Begin

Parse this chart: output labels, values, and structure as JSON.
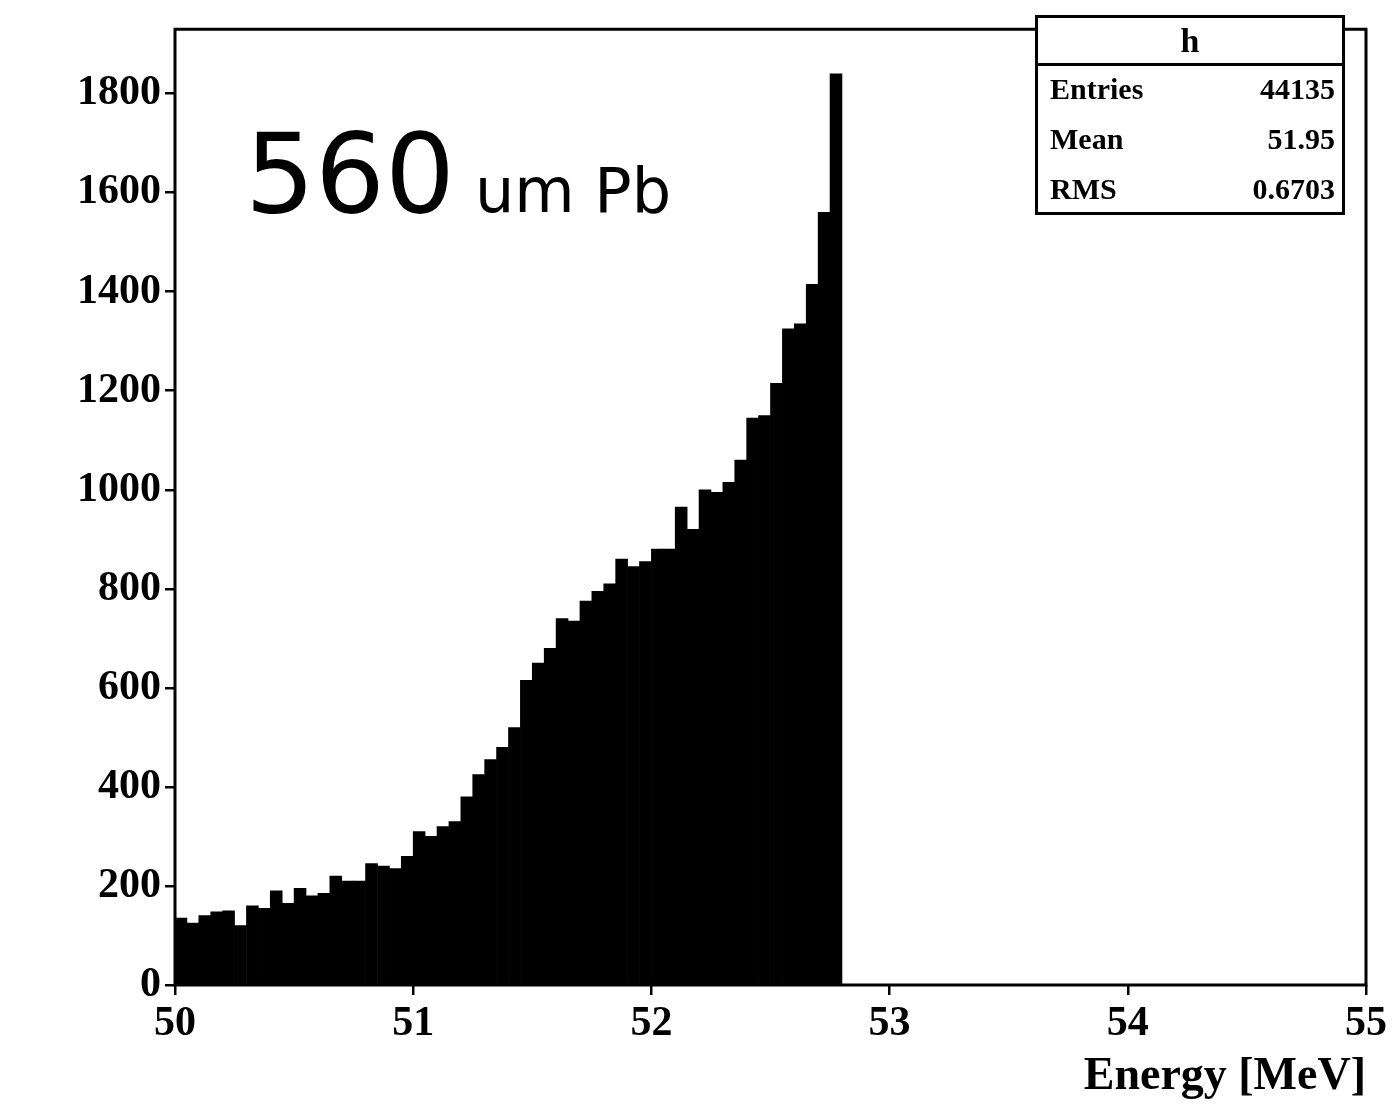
{
  "chart_data": {
    "type": "histogram",
    "xlabel": "Energy [MeV]",
    "bins": [
      50,
      50.05,
      50.1,
      50.15,
      50.2,
      50.25,
      50.3,
      50.35,
      50.4,
      50.45,
      50.5,
      50.55,
      50.6,
      50.65,
      50.7,
      50.75,
      50.8,
      50.85,
      50.9,
      50.95,
      51,
      51.05,
      51.1,
      51.15,
      51.2,
      51.25,
      51.3,
      51.35,
      51.4,
      51.45,
      51.5,
      51.55,
      51.6,
      51.65,
      51.7,
      51.75,
      51.8,
      51.85,
      51.9,
      51.95,
      52,
      52.05,
      52.1,
      52.15,
      52.2,
      52.25,
      52.3,
      52.35,
      52.4,
      52.45,
      52.5,
      52.55,
      52.6,
      52.65,
      52.7,
      52.75,
      52.8
    ],
    "values": [
      135,
      125,
      140,
      148,
      150,
      120,
      160,
      155,
      190,
      165,
      195,
      180,
      185,
      220,
      210,
      210,
      245,
      240,
      235,
      260,
      310,
      300,
      320,
      330,
      380,
      425,
      455,
      480,
      520,
      615,
      650,
      680,
      740,
      735,
      775,
      795,
      810,
      860,
      845,
      855,
      880,
      880,
      965,
      920,
      1000,
      995,
      1015,
      1060,
      1145,
      1150,
      1215,
      1325,
      1335,
      1415,
      1560,
      1840
    ],
    "color": "#000000",
    "xlim": [
      50,
      55
    ],
    "xticks": [
      50,
      51,
      52,
      53,
      54,
      55
    ],
    "ylim": [
      0,
      1930
    ],
    "yticks": [
      0,
      200,
      400,
      600,
      800,
      1000,
      1200,
      1400,
      1600,
      1800
    ],
    "grid": false,
    "legend": false,
    "annotations": [
      "560",
      "um Pb",
      "h",
      "Entries",
      "44135",
      "Mean",
      "51.95",
      "RMS",
      "0.6703"
    ]
  }
}
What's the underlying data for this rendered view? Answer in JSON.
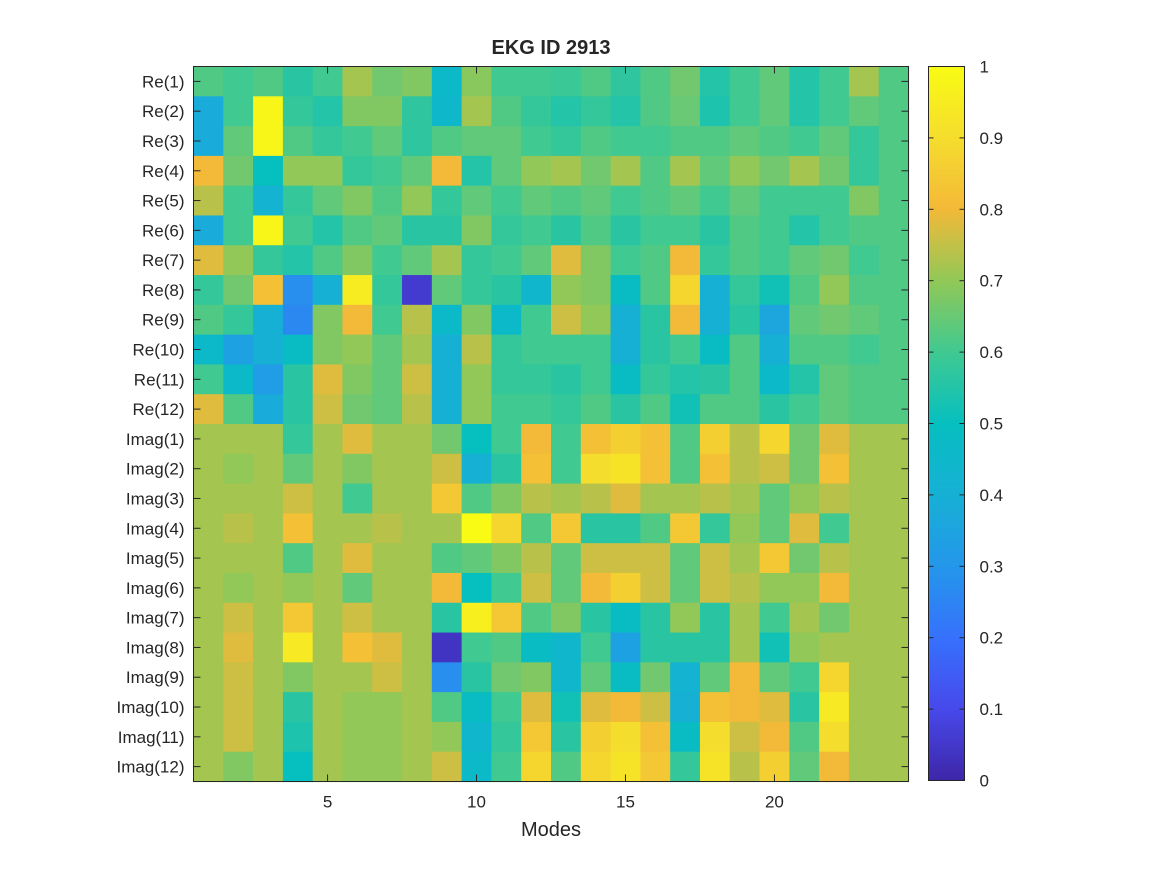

End

◆ **Given instruction**: Retype the whole listing, keeping every line identical and omitting all pictures.

◆ **Solution for this exercise**:
Parse this chart: output labels, values, and structure as JSON.
{
  "chart_data": {
    "type": "histogram",
    "xlabel": "Energy [MeV]",
    "bins": [
      50,
      50.05,
      50.1,
      50.15,
      50.2,
      50.25,
      50.3,
      50.35,
      50.4,
      50.45,
      50.5,
      50.55,
      50.6,
      50.65,
      50.7,
      50.75,
      50.8,
      50.85,
      50.9,
      50.95,
      51,
      51.05,
      51.1,
      51.15,
      51.2,
      51.25,
      51.3,
      51.35,
      51.4,
      51.45,
      51.5,
      51.55,
      51.6,
      51.65,
      51.7,
      51.75,
      51.8,
      51.85,
      51.9,
      51.95,
      52,
      52.05,
      52.1,
      52.15,
      52.2,
      52.25,
      52.3,
      52.35,
      52.4,
      52.45,
      52.5,
      52.55,
      52.6,
      52.65,
      52.7,
      52.75,
      52.8
    ],
    "values": [
      135,
      125,
      140,
      148,
      150,
      120,
      160,
      155,
      190,
      165,
      195,
      180,
      185,
      220,
      210,
      210,
      245,
      240,
      235,
      260,
      310,
      300,
      320,
      330,
      380,
      425,
      455,
      480,
      520,
      615,
      650,
      680,
      740,
      735,
      775,
      795,
      810,
      860,
      845,
      855,
      880,
      880,
      965,
      920,
      1000,
      995,
      1015,
      1060,
      1145,
      1150,
      1215,
      1325,
      1335,
      1415,
      1560,
      1840
    ],
    "color": "#000000",
    "xlim": [
      50,
      55
    ],
    "xticks": [
      50,
      51,
      52,
      53,
      54,
      55
    ],
    "ylim": [
      0,
      1930
    ],
    "yticks": [
      0,
      200,
      400,
      600,
      800,
      1000,
      1200,
      1400,
      1600,
      1800
    ],
    "grid": false,
    "legend": false,
    "annotations": [
      "560",
      "um Pb",
      "h",
      "Entries",
      "44135",
      "Mean",
      "51.95",
      "RMS",
      "0.6703"
    ]
  }
}
What's the underlying data for this rendered view? Answer in JSON.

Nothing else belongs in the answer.